[Work to do]
Where a line in the listing below contains the word "file", copy that line.
↓↓↓
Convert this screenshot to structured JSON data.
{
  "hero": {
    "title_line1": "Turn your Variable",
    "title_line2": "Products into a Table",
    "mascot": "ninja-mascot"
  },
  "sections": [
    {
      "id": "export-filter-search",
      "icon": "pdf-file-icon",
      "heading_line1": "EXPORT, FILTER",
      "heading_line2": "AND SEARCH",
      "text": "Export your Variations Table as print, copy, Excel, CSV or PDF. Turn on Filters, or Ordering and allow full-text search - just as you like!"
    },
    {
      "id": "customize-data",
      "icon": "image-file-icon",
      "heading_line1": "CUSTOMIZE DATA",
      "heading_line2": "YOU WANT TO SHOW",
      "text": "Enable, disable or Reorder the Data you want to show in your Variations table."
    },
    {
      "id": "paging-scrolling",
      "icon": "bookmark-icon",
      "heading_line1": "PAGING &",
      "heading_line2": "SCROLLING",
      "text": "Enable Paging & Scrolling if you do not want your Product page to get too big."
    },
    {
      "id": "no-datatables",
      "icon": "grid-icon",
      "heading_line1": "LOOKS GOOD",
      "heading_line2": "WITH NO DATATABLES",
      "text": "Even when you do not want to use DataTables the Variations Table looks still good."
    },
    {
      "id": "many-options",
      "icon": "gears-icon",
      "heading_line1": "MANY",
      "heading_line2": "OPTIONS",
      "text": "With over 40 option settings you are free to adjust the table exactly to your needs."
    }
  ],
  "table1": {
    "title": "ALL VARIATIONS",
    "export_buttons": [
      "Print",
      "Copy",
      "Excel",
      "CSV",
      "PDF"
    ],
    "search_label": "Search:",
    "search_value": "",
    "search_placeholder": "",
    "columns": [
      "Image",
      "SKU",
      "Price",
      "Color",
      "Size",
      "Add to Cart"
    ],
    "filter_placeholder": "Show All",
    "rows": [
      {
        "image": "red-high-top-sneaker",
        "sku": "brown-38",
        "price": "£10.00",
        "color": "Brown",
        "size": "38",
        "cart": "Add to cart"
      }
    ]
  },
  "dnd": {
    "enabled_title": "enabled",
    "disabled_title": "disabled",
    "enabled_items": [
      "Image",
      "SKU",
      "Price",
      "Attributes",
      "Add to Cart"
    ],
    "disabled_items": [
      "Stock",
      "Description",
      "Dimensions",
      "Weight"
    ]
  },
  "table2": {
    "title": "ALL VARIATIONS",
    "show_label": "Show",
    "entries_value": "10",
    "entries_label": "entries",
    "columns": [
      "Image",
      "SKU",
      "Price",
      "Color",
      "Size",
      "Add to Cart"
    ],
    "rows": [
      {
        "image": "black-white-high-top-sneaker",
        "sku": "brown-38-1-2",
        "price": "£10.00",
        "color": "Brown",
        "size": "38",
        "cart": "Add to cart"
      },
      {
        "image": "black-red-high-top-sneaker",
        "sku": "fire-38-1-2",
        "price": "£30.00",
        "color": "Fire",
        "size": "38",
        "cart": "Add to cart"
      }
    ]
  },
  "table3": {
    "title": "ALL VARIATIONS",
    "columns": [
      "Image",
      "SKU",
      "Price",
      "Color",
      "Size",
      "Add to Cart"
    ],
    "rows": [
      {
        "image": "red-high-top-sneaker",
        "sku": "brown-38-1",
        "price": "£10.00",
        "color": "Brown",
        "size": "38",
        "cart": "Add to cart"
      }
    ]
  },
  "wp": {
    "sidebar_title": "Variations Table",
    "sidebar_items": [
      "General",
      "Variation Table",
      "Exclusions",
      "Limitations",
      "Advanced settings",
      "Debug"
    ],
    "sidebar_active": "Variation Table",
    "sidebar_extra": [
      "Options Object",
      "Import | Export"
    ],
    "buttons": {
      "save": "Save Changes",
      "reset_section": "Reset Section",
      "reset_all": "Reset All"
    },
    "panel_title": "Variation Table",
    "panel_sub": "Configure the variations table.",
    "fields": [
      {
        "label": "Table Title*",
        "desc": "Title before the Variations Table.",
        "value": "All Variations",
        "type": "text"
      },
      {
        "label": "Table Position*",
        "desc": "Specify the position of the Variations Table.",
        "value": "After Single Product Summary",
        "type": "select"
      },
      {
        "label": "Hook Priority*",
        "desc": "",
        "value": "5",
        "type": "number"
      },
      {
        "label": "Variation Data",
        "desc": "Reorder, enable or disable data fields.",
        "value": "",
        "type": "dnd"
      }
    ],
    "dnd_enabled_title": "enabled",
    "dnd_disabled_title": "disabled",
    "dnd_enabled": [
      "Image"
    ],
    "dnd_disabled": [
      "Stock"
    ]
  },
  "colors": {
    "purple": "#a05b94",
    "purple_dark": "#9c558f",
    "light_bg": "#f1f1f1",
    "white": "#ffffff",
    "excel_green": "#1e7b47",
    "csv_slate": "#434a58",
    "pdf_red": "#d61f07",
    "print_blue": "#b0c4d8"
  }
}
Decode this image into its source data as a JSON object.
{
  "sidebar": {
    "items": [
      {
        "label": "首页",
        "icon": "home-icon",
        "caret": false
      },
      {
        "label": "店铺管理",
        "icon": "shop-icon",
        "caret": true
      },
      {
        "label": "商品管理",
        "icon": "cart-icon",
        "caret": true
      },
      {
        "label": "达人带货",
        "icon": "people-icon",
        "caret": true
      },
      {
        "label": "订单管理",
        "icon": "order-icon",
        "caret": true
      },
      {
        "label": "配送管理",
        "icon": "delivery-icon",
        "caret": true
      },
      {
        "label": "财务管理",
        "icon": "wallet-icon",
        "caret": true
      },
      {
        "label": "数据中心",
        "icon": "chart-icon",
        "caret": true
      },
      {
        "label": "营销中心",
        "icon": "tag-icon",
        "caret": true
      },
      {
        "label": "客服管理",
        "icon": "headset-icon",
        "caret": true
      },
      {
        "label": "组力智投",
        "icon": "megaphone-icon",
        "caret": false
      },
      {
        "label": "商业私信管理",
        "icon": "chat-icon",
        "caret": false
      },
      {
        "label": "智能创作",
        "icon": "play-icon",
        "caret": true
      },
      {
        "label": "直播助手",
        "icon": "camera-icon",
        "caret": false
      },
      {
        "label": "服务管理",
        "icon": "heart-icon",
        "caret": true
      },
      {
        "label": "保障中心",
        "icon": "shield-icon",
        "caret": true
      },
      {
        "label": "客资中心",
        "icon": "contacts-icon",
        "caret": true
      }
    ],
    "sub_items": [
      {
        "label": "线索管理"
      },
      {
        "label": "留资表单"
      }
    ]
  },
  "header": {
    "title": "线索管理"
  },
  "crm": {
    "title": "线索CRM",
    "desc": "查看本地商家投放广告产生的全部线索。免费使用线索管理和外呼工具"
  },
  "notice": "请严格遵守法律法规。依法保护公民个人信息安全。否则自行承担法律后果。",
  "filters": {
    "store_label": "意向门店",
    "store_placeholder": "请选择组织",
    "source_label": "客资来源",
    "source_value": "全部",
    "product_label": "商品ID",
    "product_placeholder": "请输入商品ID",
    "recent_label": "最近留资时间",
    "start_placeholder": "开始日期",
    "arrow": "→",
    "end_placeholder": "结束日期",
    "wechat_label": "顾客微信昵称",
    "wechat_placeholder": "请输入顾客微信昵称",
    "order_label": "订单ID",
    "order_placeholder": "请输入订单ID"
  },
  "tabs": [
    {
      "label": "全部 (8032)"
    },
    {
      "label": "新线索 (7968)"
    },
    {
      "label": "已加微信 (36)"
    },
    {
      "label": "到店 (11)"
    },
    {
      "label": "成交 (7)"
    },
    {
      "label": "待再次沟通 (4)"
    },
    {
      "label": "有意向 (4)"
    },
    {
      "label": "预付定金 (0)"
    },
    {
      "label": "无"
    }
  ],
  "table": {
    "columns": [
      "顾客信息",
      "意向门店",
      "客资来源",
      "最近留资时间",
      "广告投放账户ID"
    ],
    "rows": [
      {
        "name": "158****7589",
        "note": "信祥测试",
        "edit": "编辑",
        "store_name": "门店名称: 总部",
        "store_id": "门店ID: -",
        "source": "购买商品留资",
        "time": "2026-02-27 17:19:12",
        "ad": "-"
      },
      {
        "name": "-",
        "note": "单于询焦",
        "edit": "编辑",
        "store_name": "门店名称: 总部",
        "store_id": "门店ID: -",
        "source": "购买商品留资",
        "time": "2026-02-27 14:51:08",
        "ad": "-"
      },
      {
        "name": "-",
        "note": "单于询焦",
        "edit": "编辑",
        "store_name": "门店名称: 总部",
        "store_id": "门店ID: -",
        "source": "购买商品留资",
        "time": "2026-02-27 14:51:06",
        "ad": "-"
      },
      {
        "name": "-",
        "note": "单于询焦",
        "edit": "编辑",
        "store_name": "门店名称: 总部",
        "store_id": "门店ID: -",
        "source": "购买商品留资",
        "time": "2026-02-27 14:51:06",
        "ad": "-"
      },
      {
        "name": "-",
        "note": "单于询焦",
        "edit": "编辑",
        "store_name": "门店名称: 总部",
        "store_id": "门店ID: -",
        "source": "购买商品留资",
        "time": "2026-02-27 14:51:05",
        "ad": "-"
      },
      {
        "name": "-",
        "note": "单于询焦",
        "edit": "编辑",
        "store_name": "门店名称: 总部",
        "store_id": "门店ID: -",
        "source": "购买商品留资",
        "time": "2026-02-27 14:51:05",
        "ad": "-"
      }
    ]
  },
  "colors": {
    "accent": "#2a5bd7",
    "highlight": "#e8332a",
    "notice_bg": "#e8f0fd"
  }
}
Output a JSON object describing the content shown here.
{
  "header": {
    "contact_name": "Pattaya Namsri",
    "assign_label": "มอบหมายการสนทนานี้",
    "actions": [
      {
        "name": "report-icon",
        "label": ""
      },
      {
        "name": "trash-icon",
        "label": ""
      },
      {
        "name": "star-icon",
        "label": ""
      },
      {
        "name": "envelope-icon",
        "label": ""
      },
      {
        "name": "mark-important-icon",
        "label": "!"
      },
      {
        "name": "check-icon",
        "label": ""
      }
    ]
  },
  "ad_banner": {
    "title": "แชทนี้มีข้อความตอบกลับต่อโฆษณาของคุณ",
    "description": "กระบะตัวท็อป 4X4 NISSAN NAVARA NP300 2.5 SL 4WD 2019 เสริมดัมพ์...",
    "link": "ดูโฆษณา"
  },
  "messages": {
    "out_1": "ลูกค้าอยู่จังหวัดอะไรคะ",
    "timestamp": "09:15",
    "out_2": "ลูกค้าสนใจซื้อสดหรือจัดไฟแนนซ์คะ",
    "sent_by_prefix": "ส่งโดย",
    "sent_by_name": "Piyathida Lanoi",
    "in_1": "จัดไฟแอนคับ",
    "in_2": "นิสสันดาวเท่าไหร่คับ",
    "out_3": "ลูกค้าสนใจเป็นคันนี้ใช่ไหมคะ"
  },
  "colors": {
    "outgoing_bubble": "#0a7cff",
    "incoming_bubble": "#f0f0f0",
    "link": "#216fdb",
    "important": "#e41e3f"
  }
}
↑↑↑
[Response to the exercise]
      "icon": "pdf-file-icon",
      "icon": "image-file-icon",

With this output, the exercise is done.